▸ **PROBLEM**:
Scan the records and identify every line in which the string "content" occurs, then return those lines.

________________________

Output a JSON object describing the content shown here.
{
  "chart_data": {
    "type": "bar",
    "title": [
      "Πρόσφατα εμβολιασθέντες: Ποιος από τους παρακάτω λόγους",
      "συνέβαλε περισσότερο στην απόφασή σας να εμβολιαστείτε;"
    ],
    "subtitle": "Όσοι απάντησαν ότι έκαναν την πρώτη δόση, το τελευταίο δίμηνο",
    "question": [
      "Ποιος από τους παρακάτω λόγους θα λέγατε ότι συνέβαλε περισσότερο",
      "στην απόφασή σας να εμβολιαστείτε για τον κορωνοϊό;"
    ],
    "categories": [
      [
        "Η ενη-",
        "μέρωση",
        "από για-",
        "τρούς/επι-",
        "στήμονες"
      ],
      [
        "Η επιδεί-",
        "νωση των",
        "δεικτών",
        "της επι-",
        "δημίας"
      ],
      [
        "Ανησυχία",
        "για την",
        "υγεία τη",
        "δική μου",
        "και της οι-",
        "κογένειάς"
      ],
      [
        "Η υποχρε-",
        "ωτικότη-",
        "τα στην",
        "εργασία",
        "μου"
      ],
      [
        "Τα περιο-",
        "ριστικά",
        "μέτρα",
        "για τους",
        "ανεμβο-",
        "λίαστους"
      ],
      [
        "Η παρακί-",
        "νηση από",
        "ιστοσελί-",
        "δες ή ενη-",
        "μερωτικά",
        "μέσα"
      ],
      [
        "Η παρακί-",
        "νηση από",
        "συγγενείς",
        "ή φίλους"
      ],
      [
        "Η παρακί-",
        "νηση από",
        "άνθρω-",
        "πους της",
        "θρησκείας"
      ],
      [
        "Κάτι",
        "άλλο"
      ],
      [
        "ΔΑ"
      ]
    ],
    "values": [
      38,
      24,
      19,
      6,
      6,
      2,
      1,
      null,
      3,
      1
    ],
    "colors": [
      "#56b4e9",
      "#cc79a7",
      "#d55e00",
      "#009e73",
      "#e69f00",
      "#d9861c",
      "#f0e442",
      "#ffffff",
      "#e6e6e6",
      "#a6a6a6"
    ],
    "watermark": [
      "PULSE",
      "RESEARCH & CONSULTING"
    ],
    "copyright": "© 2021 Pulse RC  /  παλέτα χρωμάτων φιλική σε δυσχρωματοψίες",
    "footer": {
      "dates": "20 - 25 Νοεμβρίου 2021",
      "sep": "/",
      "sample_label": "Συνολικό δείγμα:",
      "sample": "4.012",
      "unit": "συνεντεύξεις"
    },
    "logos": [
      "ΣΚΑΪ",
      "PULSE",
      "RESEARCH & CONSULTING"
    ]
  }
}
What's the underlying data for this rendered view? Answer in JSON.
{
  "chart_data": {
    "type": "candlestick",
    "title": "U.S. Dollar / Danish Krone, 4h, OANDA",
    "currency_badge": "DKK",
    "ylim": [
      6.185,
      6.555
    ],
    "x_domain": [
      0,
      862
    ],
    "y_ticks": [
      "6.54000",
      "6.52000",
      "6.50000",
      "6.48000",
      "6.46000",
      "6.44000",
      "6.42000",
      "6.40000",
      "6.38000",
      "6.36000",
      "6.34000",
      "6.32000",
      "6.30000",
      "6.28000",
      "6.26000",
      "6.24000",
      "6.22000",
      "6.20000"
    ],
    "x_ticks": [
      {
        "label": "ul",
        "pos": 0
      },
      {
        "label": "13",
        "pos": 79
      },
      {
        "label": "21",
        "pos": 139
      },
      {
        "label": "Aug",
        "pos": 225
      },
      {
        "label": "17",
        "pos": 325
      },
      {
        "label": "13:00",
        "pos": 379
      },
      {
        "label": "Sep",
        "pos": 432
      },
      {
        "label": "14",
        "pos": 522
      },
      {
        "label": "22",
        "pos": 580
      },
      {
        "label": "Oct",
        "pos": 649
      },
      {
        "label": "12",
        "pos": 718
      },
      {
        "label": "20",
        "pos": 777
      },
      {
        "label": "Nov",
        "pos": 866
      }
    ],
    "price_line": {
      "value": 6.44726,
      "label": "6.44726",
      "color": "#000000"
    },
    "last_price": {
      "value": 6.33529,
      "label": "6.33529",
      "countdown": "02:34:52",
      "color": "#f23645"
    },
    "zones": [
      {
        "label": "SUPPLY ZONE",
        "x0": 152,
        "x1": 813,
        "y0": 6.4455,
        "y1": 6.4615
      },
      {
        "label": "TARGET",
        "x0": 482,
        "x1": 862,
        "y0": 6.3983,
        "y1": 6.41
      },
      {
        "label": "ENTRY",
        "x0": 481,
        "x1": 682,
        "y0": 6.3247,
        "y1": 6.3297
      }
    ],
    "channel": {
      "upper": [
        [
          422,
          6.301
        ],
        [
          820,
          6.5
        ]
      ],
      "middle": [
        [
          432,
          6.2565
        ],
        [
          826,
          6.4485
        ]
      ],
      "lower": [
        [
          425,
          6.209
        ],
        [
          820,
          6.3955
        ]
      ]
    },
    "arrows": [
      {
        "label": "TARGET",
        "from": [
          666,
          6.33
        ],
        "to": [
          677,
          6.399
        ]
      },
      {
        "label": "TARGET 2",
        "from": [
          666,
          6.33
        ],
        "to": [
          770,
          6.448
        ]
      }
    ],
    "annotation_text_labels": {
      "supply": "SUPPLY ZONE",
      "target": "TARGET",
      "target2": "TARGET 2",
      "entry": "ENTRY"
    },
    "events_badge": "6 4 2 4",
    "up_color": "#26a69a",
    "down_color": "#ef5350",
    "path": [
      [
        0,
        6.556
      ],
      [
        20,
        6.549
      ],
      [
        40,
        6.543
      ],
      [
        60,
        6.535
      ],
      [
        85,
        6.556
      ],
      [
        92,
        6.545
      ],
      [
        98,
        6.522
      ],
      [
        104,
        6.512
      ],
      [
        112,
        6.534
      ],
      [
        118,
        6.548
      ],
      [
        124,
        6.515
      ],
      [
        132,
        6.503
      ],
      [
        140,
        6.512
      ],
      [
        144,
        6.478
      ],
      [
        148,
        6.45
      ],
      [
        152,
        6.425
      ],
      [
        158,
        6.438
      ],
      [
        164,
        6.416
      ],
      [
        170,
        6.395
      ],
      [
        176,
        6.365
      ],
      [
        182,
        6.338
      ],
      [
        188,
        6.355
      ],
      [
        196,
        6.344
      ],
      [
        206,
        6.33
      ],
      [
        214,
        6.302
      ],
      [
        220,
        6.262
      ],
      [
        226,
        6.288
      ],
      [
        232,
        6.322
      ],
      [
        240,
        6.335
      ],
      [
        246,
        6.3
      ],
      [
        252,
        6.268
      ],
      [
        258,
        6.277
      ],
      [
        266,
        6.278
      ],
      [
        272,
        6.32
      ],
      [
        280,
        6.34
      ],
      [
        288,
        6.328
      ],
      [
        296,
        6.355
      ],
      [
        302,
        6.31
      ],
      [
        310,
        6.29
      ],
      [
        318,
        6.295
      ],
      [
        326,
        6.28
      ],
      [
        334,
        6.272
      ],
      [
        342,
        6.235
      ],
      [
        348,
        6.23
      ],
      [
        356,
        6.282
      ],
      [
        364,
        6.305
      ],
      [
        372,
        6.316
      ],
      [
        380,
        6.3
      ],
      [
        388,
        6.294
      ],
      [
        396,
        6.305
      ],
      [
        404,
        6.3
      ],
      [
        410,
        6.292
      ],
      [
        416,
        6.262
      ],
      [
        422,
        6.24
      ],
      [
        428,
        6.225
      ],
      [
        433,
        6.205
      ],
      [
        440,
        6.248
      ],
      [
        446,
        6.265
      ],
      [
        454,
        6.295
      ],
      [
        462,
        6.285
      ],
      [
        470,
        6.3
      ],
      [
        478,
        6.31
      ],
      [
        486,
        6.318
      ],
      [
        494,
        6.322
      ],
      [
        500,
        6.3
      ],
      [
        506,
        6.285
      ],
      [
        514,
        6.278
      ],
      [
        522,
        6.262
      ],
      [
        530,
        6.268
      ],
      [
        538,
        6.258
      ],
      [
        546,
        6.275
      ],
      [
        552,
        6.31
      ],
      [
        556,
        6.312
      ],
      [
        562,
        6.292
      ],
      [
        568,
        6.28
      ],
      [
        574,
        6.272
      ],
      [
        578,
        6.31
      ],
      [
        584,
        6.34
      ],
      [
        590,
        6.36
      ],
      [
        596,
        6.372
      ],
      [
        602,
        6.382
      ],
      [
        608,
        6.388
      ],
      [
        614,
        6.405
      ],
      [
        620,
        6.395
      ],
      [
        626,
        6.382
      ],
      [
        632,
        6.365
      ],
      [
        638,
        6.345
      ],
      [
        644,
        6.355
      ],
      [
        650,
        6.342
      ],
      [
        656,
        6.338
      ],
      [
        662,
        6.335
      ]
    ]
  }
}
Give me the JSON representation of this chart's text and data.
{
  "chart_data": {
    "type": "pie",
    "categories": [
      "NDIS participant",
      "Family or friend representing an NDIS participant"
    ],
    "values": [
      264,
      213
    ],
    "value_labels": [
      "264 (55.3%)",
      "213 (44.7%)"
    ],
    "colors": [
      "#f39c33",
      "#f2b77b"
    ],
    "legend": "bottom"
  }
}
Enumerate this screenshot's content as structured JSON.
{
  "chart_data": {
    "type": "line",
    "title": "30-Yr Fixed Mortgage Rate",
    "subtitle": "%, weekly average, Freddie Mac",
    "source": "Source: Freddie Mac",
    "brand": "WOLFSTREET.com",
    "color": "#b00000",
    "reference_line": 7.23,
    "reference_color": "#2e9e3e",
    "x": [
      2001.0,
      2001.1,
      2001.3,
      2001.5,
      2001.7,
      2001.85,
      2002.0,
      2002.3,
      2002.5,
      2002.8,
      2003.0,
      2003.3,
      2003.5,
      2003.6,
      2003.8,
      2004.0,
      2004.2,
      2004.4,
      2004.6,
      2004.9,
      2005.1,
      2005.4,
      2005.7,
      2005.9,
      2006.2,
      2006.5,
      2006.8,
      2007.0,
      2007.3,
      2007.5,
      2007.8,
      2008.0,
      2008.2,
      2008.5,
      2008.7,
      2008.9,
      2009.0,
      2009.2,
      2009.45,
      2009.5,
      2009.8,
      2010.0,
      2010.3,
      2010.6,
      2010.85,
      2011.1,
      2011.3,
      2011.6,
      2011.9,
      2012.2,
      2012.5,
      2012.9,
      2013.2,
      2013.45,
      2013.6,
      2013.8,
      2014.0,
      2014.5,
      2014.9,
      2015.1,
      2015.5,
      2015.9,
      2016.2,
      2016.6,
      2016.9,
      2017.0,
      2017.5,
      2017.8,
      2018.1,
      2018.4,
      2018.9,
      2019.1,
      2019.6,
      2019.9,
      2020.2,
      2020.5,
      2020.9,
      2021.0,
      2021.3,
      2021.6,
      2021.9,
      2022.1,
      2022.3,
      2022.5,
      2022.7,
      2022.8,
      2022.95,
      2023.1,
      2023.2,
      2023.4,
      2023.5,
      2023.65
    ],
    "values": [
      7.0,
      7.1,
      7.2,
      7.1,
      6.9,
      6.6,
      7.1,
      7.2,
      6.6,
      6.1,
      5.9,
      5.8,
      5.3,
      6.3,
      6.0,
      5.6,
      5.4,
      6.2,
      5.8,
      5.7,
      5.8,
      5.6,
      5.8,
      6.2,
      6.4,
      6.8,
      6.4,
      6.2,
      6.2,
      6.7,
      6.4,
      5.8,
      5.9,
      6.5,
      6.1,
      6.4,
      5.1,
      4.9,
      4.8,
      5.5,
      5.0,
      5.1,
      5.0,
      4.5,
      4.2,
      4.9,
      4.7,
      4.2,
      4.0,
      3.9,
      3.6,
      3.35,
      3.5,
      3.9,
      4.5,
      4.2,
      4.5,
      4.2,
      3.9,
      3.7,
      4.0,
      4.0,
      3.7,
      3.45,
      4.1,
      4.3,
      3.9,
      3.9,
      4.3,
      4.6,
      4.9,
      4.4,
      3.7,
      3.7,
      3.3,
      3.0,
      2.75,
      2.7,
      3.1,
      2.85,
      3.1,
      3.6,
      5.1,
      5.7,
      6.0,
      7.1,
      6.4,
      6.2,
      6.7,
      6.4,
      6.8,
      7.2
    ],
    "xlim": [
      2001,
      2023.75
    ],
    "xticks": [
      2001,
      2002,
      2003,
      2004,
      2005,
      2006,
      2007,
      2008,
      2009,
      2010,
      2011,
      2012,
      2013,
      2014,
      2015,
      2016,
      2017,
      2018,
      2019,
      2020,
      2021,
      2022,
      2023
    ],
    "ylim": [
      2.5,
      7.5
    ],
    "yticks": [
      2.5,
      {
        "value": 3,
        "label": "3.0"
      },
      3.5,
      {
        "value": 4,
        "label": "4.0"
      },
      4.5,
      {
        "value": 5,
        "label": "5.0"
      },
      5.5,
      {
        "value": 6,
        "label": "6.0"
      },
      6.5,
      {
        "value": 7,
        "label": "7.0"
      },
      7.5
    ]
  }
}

________________________

▸ **ANSWER IN FULL**:
Output a JSON object describing the content shown here.
Enumerate this screenshot's content as structured JSON.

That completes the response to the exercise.